# Your objective
Sift the listing for lines that hold the string "Чапаева" and pull them out.

# Dataset records

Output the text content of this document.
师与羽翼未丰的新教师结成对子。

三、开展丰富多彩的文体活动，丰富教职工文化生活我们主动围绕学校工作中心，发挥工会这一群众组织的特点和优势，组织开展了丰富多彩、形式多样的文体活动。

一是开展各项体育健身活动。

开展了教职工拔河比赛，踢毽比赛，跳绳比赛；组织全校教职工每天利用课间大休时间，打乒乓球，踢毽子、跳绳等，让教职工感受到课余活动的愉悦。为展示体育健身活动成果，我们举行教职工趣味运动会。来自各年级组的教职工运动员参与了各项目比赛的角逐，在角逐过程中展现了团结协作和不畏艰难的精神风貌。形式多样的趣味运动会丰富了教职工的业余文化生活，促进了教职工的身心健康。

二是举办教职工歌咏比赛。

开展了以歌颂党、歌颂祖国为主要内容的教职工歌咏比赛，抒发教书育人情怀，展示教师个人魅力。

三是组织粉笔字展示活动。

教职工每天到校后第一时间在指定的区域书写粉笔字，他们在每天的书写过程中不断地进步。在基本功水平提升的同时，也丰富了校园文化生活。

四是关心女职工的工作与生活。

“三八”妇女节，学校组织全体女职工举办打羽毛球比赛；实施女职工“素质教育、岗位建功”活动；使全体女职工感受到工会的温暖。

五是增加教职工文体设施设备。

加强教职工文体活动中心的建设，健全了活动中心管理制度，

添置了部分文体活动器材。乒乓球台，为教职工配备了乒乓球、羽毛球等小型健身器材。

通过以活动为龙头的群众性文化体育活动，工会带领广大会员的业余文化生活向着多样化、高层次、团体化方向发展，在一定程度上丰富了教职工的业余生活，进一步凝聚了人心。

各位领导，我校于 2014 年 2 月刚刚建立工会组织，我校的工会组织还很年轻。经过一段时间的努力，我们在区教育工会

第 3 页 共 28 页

...

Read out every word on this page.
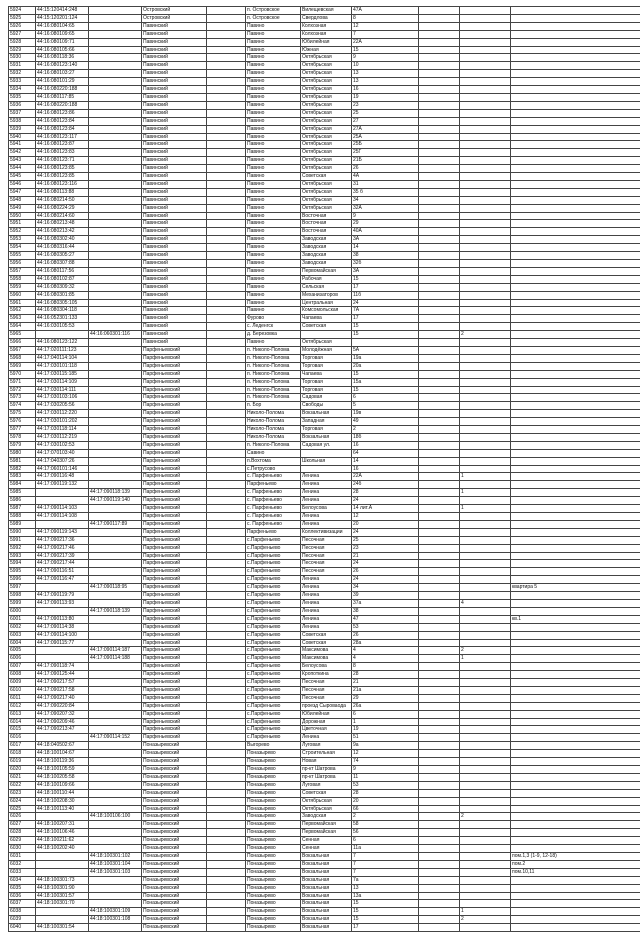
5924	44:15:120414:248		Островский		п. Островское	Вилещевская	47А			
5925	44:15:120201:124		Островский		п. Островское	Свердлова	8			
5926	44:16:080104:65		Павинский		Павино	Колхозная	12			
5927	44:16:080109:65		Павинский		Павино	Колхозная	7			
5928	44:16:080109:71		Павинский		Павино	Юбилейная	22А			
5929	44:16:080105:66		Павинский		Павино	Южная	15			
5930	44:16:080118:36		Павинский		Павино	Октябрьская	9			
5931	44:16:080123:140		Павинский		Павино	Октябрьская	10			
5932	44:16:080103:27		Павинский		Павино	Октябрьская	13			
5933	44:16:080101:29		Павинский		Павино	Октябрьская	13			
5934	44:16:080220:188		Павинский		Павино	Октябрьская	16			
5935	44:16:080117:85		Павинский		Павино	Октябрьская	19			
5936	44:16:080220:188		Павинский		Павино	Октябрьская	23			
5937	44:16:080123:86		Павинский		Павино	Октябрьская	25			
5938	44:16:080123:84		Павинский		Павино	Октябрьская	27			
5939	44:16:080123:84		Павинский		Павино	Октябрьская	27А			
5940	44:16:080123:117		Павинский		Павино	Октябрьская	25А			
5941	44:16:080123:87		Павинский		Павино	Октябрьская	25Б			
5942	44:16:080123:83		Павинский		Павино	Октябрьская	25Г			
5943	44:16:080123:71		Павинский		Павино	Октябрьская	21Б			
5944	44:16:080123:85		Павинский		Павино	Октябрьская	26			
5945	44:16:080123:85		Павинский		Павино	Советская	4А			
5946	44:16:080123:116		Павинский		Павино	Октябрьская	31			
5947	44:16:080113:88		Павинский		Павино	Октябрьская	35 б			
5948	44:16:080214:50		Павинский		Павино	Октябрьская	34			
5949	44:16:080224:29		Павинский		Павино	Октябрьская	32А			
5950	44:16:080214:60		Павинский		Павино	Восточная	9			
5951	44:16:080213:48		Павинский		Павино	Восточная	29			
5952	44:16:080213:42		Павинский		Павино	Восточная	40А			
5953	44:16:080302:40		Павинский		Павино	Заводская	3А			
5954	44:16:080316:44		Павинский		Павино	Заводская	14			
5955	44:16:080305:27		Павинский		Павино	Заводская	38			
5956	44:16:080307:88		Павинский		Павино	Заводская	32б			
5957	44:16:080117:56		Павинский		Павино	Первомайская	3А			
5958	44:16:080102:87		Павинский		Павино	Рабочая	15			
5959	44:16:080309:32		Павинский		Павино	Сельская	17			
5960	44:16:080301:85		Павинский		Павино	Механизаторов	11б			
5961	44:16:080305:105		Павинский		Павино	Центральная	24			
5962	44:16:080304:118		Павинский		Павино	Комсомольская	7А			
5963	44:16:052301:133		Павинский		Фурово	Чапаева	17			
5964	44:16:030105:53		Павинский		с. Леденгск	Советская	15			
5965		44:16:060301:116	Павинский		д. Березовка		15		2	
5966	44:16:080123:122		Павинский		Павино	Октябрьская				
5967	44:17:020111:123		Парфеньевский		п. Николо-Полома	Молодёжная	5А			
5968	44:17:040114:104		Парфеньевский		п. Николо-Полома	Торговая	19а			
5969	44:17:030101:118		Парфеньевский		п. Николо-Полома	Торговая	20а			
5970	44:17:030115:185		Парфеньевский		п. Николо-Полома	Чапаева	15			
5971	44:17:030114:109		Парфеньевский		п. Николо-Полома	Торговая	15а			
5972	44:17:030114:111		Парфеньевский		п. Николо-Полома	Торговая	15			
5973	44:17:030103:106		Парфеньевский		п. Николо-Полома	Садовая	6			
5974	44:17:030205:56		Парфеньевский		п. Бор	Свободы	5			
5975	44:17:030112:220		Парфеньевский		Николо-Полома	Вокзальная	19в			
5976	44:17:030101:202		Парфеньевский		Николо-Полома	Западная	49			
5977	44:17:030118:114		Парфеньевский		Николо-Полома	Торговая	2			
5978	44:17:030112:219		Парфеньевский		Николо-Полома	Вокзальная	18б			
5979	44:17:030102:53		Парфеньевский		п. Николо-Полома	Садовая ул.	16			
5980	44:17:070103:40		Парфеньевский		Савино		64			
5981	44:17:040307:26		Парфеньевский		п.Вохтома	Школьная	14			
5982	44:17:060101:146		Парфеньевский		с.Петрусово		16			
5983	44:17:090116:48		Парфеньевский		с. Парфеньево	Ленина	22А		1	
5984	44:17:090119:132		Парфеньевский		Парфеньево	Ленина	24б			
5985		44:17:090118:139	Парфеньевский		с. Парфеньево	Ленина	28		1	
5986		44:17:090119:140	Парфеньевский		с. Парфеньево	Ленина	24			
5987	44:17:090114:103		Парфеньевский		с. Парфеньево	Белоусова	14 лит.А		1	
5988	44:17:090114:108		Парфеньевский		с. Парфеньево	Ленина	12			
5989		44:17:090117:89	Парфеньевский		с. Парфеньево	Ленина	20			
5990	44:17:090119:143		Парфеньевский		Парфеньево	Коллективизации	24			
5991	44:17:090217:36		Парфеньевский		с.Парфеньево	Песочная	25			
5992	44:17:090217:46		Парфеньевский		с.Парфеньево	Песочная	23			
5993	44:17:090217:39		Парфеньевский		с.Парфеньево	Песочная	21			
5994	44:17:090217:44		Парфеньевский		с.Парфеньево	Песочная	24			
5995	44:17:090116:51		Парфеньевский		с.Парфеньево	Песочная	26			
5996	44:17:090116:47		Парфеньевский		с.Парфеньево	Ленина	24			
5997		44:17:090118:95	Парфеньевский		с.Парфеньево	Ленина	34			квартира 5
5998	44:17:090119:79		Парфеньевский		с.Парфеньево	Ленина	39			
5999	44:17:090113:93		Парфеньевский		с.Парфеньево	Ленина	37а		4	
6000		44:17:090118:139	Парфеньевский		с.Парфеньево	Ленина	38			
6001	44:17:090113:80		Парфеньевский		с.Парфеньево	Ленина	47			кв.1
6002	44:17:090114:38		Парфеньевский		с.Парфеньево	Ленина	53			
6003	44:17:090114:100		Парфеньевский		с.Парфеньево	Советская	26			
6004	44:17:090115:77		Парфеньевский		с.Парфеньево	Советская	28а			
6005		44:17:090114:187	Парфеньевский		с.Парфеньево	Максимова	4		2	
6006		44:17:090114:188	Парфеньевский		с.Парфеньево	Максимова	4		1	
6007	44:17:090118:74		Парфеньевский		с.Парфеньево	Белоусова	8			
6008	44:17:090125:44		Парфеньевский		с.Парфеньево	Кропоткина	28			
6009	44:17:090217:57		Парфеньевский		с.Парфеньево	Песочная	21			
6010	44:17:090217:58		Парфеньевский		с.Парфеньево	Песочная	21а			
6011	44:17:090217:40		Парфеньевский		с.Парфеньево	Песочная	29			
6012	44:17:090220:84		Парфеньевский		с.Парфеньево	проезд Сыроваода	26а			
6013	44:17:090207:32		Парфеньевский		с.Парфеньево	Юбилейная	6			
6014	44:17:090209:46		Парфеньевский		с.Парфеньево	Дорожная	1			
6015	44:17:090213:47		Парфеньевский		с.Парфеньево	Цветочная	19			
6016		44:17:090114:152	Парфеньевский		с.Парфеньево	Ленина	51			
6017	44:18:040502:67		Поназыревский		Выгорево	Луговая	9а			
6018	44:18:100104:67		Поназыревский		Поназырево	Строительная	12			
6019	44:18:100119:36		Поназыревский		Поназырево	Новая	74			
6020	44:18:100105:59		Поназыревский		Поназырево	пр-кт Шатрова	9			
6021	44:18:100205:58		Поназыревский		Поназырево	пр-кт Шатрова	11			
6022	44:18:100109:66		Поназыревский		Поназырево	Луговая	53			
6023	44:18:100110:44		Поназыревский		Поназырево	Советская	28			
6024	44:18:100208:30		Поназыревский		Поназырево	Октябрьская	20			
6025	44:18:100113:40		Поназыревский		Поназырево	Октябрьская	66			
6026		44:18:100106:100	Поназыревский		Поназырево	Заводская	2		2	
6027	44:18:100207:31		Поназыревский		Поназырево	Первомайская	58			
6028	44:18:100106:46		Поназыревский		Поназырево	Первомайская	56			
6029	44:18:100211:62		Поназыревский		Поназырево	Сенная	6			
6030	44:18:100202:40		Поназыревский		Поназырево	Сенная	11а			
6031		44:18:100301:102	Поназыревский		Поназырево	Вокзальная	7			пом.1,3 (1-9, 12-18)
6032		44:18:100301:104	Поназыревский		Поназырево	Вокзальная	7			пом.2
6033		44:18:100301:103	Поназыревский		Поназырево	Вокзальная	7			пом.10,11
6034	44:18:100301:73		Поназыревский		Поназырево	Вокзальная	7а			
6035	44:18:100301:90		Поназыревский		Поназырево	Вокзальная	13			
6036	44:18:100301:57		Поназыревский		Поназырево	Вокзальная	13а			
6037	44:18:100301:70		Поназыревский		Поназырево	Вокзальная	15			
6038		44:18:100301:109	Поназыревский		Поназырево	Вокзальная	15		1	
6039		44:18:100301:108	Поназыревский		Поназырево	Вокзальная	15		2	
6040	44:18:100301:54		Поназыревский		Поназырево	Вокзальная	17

--

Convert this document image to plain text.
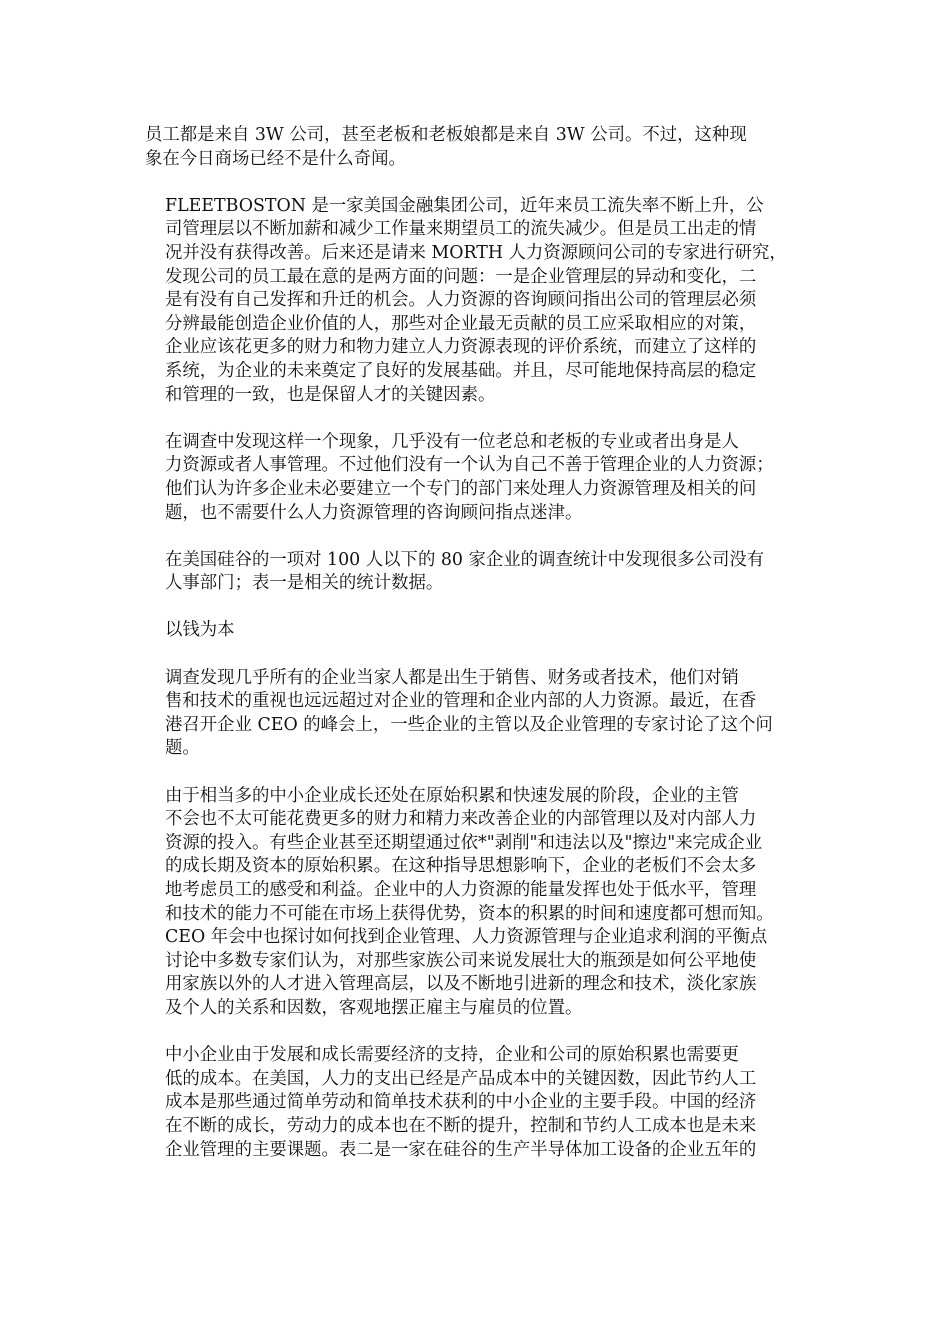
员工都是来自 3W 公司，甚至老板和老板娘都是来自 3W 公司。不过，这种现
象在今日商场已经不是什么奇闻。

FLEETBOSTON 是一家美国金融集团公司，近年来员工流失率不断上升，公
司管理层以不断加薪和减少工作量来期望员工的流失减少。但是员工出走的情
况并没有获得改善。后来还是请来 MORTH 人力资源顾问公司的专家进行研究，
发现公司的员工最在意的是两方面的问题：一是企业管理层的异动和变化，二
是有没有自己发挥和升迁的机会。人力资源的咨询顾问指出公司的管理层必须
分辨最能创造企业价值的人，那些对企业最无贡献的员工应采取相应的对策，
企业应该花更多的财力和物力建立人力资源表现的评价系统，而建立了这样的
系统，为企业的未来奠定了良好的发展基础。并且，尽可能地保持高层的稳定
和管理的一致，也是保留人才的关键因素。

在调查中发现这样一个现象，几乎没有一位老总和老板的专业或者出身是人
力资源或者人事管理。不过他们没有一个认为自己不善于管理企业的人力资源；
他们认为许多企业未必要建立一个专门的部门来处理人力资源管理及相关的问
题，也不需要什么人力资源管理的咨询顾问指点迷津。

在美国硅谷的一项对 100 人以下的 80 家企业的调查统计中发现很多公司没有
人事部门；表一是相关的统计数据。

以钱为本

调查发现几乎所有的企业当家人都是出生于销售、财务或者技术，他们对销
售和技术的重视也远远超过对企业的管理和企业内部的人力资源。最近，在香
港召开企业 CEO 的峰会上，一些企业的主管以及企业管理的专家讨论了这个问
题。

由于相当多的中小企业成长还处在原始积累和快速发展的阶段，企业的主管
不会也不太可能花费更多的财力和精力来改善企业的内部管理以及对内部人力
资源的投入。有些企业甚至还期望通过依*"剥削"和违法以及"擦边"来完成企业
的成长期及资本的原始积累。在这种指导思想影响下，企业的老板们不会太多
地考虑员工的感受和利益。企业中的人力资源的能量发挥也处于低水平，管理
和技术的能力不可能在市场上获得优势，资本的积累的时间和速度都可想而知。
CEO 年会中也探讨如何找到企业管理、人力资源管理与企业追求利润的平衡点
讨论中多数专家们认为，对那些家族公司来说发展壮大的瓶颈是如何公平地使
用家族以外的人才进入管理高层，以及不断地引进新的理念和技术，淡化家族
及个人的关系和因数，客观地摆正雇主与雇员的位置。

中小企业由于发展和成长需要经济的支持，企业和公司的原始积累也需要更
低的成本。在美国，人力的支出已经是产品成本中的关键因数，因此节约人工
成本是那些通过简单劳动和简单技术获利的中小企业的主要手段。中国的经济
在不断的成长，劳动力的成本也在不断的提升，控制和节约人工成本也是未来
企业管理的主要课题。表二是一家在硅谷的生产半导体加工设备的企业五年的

# Full response
5963	44:16:052301:133		Павинский		Фурово	Чапаева	17			
5970	44:17:030115:185		Парфеньевский		п. Николо-Полома	Чапаева	15			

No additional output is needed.